What you need to do →
Answer with a bare number: the count of lines in the records below that have the word "über".

Data →
---*---

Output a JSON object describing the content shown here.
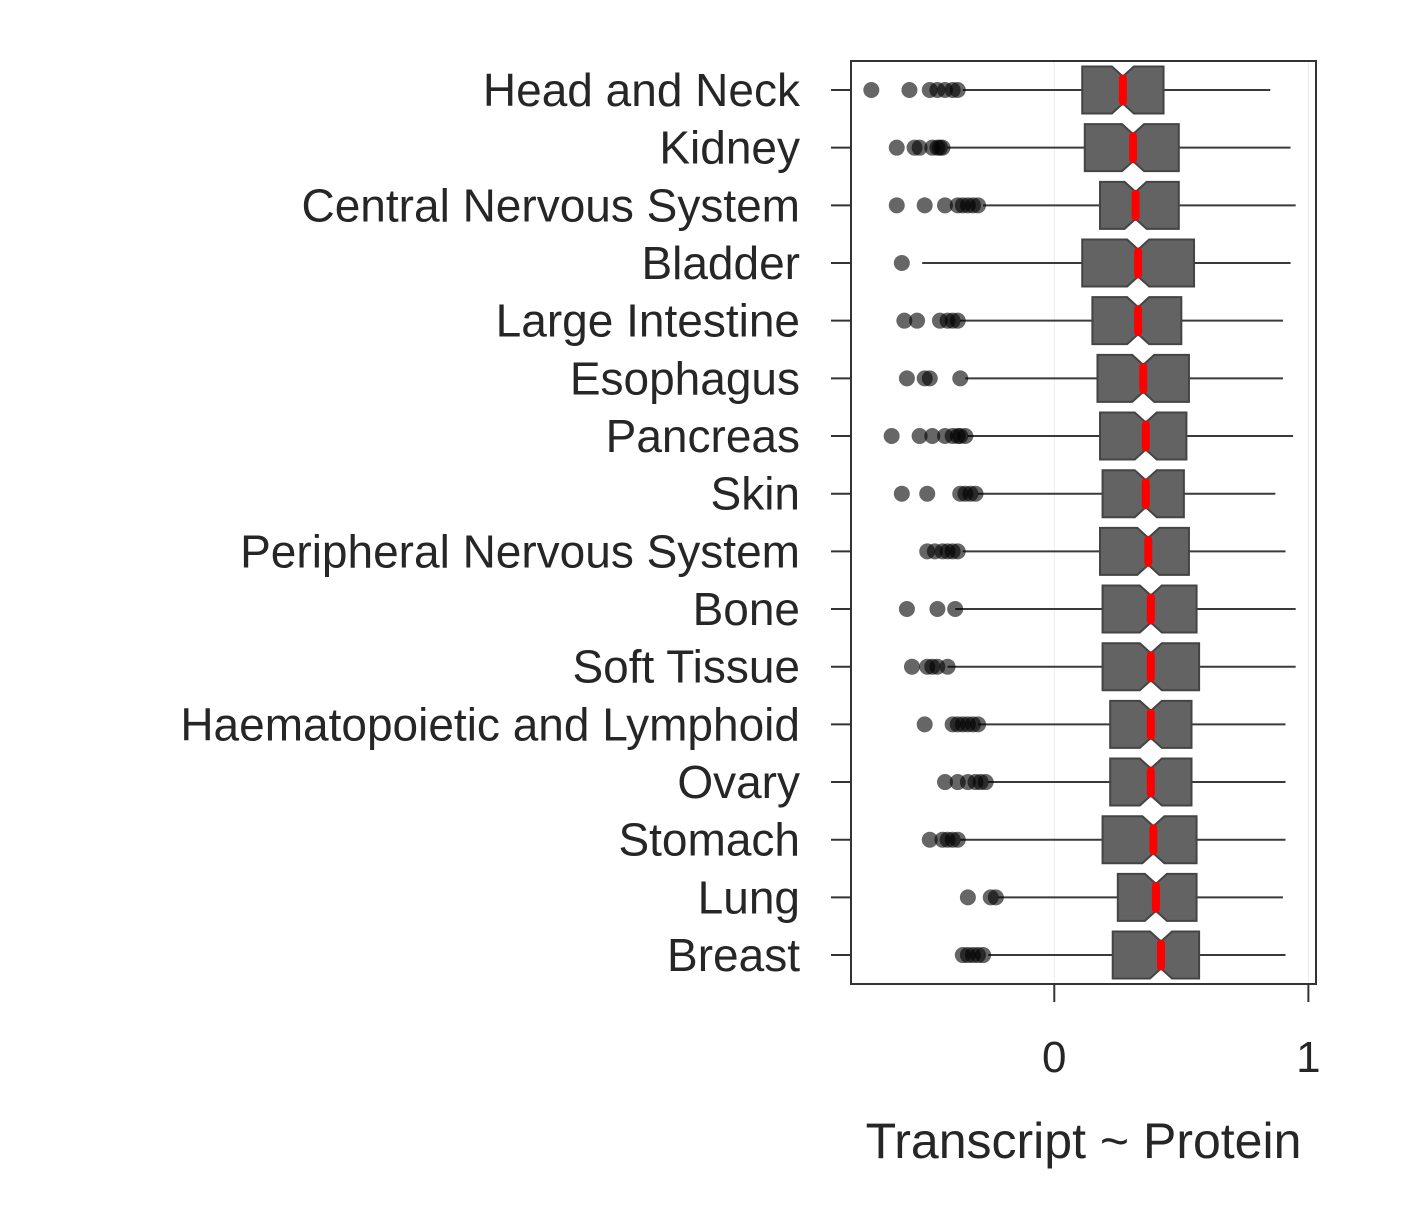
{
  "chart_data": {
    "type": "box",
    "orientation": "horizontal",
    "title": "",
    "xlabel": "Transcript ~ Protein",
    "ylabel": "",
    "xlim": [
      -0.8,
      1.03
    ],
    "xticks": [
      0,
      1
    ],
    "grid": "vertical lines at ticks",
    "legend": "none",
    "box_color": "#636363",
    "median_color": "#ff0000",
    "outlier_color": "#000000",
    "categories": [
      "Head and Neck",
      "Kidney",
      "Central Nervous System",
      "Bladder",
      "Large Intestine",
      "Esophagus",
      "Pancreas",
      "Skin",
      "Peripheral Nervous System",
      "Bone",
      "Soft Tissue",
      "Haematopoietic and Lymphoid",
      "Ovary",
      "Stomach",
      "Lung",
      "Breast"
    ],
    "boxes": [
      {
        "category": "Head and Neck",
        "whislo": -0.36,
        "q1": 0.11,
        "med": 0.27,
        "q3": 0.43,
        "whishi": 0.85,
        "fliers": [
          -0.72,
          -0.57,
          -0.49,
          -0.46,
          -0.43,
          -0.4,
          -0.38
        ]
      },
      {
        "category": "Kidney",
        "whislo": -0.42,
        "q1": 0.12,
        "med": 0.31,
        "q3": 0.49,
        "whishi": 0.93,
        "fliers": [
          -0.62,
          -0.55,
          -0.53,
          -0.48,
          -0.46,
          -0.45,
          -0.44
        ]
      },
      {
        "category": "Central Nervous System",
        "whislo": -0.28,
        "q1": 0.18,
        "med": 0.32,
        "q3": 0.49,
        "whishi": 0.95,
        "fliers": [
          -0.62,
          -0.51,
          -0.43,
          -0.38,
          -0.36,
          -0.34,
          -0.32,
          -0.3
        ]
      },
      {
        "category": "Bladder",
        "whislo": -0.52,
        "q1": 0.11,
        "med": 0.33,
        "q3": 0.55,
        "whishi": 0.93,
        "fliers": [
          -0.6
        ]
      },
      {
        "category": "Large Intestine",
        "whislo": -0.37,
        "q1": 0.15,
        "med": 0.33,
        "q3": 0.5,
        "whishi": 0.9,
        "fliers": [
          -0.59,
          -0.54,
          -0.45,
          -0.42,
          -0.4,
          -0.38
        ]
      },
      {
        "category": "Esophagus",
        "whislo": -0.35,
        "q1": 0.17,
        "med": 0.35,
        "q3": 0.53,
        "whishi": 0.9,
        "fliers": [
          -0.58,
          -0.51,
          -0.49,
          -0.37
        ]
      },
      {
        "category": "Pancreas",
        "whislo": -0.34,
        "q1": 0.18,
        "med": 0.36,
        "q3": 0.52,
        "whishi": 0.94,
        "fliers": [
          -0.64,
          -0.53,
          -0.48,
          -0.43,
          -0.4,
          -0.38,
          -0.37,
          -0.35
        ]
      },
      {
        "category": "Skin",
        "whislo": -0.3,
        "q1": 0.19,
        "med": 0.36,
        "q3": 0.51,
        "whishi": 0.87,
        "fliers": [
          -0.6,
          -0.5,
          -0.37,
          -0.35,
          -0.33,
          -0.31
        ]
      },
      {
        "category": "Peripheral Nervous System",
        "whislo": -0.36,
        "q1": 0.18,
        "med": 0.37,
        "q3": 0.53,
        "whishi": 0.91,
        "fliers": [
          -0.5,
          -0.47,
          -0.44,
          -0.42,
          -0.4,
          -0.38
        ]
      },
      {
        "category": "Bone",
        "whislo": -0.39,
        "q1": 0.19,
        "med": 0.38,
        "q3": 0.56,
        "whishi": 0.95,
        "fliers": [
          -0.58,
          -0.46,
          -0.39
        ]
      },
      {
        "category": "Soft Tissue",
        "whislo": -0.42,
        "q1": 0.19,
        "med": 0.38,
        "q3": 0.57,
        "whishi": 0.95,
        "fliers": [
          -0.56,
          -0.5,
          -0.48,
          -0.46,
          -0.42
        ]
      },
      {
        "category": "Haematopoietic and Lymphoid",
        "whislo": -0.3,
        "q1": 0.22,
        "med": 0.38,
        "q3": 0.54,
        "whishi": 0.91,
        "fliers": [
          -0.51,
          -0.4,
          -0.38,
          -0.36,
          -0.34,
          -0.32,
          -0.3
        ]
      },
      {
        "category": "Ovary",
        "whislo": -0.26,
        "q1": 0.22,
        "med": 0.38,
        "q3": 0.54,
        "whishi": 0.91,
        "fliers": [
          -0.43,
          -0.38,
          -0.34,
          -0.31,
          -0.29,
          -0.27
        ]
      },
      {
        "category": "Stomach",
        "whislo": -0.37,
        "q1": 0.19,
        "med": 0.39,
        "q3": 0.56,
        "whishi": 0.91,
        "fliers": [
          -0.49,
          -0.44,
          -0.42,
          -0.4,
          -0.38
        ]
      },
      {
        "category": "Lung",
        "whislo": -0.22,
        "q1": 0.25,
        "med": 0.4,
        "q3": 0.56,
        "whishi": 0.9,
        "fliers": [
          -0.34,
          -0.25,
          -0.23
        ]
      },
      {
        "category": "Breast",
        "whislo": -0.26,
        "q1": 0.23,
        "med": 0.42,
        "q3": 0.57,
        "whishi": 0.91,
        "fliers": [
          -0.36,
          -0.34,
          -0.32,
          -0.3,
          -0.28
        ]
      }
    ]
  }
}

---*---

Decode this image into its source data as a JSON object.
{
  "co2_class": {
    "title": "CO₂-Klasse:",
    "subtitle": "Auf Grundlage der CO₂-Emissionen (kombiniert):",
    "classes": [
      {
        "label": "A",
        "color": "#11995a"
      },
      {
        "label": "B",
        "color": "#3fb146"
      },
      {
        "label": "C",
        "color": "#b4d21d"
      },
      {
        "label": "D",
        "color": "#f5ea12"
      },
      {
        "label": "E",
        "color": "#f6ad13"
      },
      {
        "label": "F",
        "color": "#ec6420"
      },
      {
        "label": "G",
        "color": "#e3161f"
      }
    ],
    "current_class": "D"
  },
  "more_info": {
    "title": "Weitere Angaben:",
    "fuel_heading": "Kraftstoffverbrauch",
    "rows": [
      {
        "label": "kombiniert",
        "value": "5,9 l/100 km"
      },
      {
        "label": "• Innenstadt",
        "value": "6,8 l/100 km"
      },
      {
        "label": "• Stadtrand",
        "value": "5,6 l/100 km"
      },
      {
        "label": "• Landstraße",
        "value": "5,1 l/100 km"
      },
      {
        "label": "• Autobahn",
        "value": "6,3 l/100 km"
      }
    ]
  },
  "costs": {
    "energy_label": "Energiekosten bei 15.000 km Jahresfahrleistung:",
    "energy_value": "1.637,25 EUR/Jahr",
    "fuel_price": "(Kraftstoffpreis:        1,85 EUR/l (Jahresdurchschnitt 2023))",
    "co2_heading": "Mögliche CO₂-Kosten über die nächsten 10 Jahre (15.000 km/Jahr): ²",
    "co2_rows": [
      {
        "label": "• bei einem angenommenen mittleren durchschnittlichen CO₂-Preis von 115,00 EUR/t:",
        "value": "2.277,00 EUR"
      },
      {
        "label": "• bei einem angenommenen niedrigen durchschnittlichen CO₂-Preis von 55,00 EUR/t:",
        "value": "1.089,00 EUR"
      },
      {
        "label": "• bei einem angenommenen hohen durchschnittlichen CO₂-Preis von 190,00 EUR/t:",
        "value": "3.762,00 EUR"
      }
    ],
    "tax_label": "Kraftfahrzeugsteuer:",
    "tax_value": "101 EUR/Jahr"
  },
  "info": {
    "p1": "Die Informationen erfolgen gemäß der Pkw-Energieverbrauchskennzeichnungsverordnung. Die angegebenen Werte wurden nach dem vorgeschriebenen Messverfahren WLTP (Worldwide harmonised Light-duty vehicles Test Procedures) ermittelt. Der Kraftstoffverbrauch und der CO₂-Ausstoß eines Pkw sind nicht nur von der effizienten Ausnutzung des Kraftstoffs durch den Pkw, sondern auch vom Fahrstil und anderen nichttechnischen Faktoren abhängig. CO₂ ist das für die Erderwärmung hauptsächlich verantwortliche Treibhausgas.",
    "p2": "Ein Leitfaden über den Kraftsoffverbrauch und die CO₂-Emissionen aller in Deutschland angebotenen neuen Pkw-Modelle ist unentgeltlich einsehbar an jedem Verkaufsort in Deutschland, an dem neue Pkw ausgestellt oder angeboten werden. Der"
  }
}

---*---

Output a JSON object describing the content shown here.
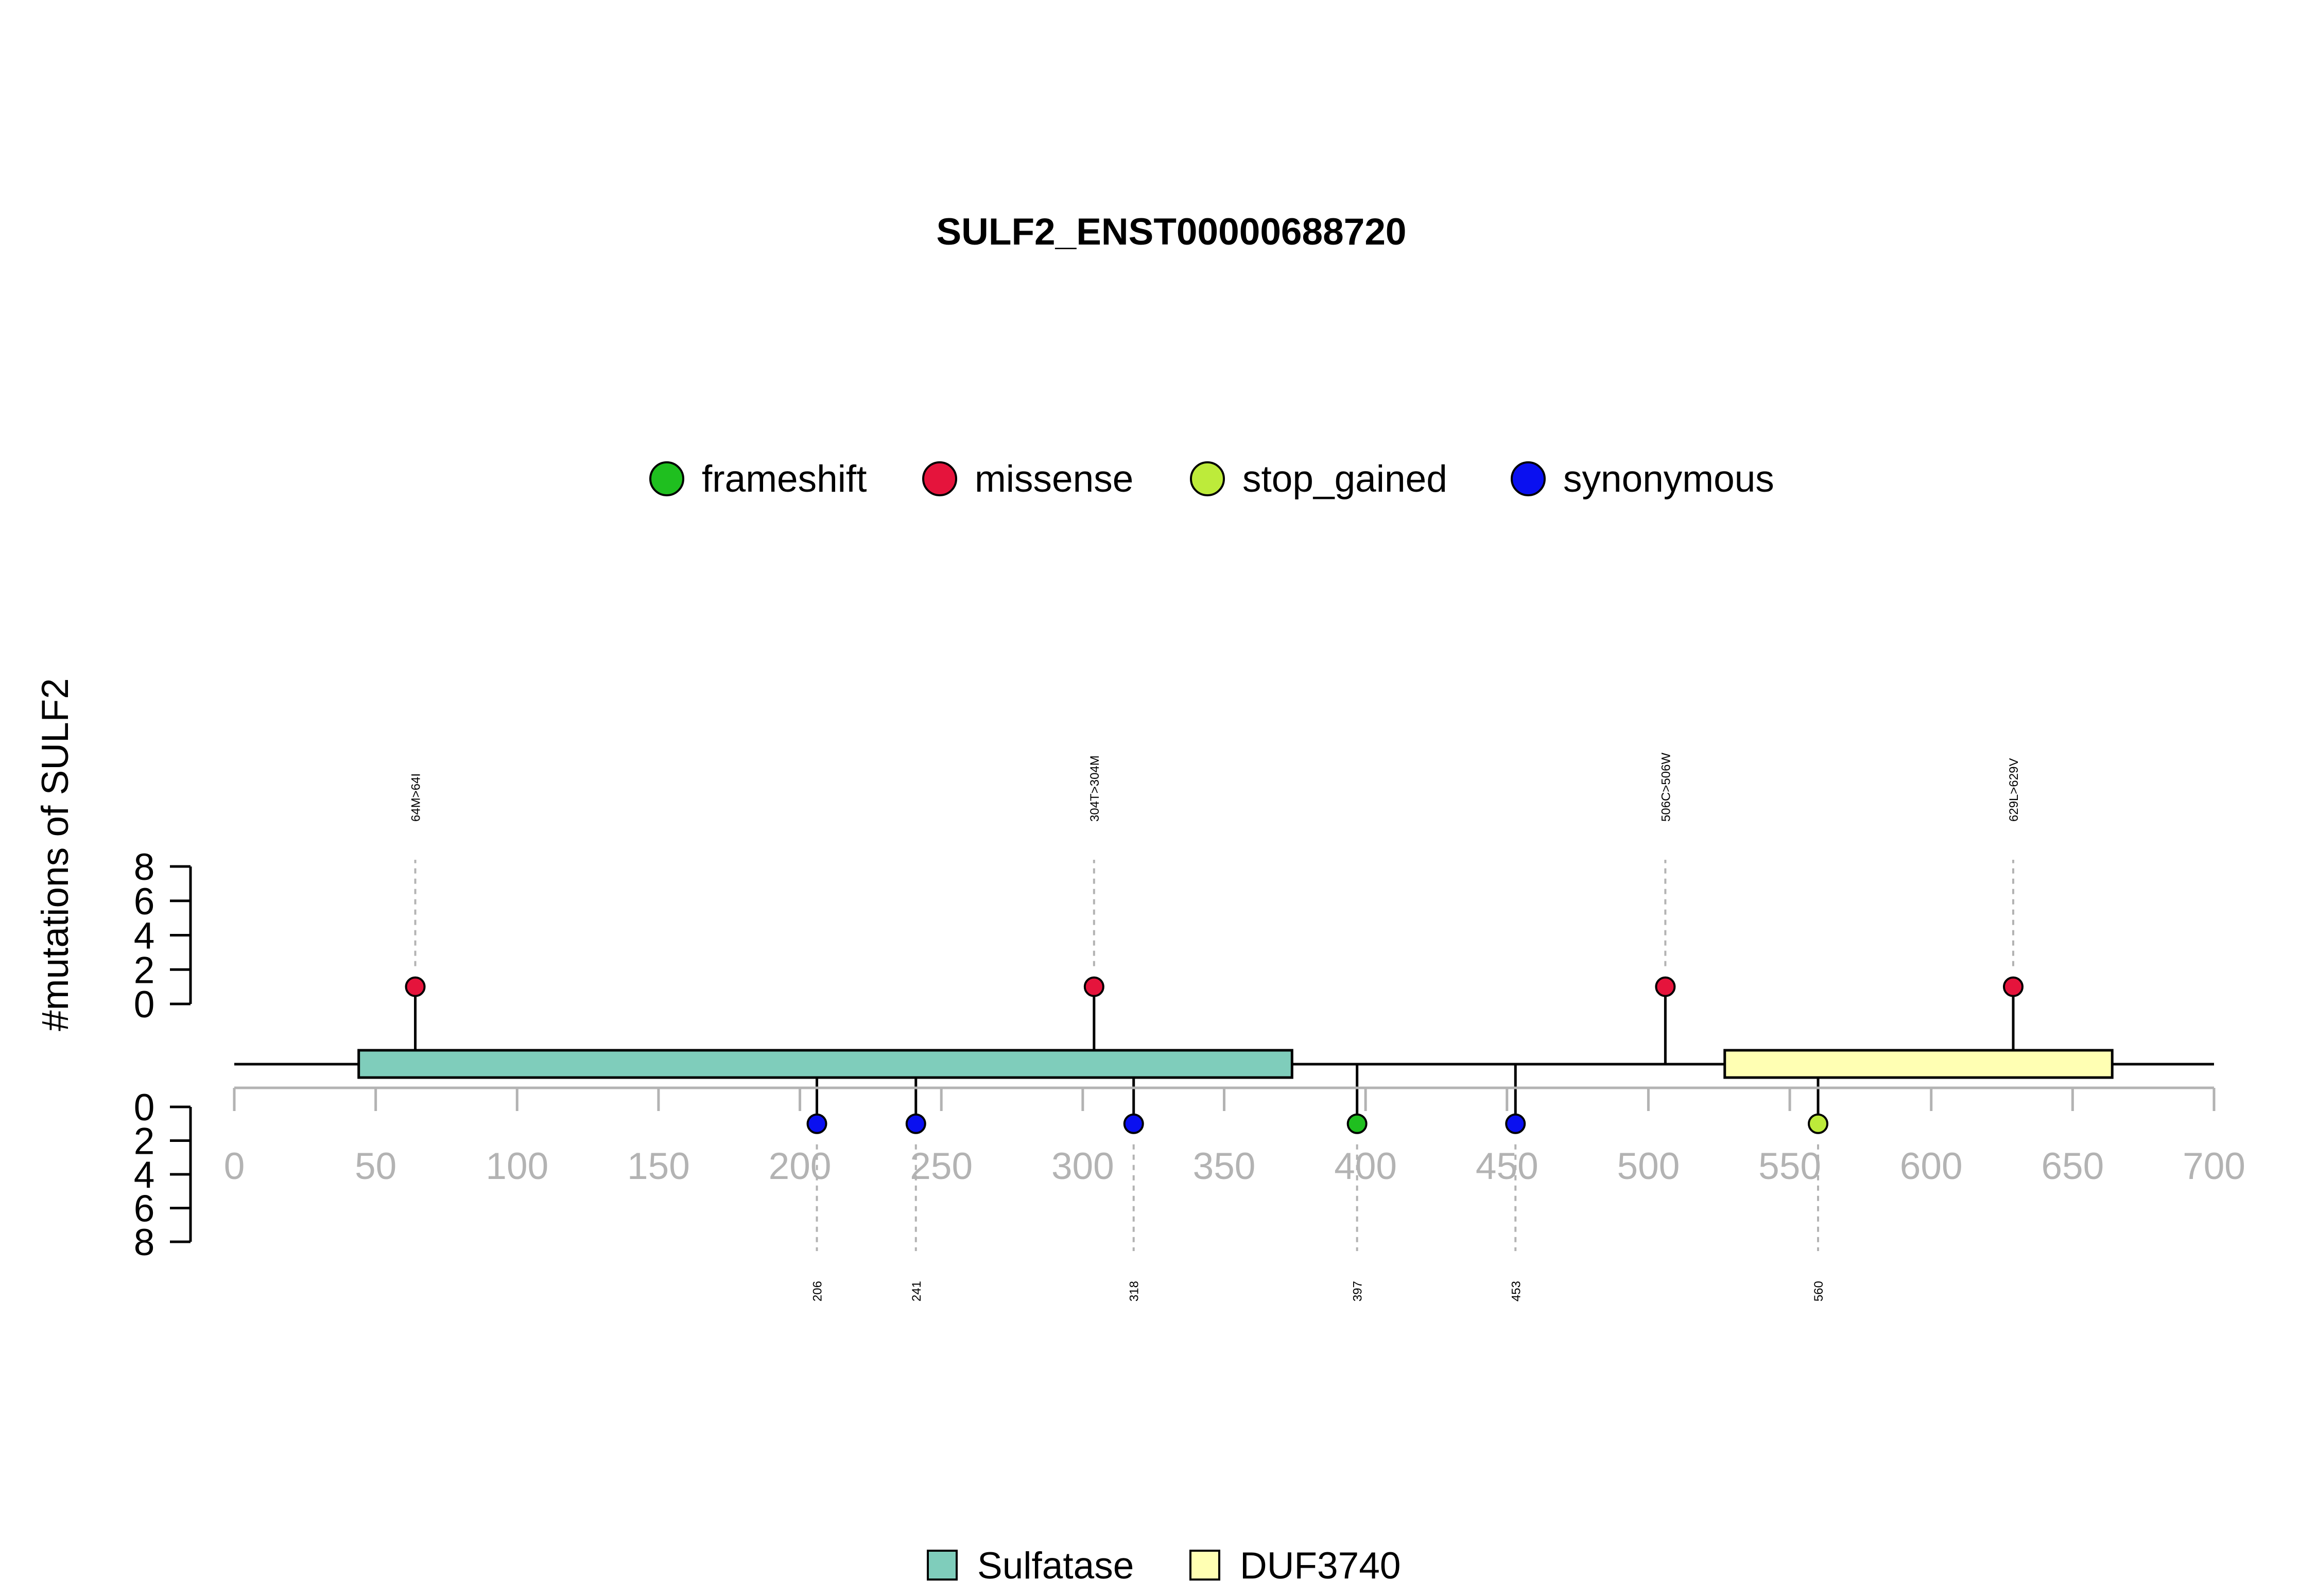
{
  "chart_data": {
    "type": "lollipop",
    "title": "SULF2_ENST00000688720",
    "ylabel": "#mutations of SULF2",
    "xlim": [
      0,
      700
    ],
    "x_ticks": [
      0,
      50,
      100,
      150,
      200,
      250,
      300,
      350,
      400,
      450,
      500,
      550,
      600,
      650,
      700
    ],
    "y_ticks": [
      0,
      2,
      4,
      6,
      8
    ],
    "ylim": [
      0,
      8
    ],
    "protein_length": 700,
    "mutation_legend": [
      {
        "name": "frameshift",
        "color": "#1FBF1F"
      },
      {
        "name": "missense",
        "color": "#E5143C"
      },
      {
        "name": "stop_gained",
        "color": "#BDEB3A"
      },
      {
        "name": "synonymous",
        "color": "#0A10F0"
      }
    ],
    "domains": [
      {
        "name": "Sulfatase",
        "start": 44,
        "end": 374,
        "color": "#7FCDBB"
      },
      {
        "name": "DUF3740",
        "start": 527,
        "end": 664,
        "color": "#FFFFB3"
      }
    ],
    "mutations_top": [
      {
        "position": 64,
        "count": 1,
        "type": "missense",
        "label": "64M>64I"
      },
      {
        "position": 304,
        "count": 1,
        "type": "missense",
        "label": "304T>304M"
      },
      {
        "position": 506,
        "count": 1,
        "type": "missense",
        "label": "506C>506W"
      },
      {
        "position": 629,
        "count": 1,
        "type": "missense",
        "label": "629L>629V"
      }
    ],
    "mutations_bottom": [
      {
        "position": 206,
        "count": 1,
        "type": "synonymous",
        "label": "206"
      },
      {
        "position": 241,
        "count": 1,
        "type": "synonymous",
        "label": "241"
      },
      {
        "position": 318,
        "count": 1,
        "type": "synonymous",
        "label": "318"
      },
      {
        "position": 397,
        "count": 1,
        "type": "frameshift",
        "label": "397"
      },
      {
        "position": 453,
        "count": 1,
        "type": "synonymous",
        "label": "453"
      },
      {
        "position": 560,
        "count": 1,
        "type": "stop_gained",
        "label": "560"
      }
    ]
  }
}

---*---

Exercise response →
2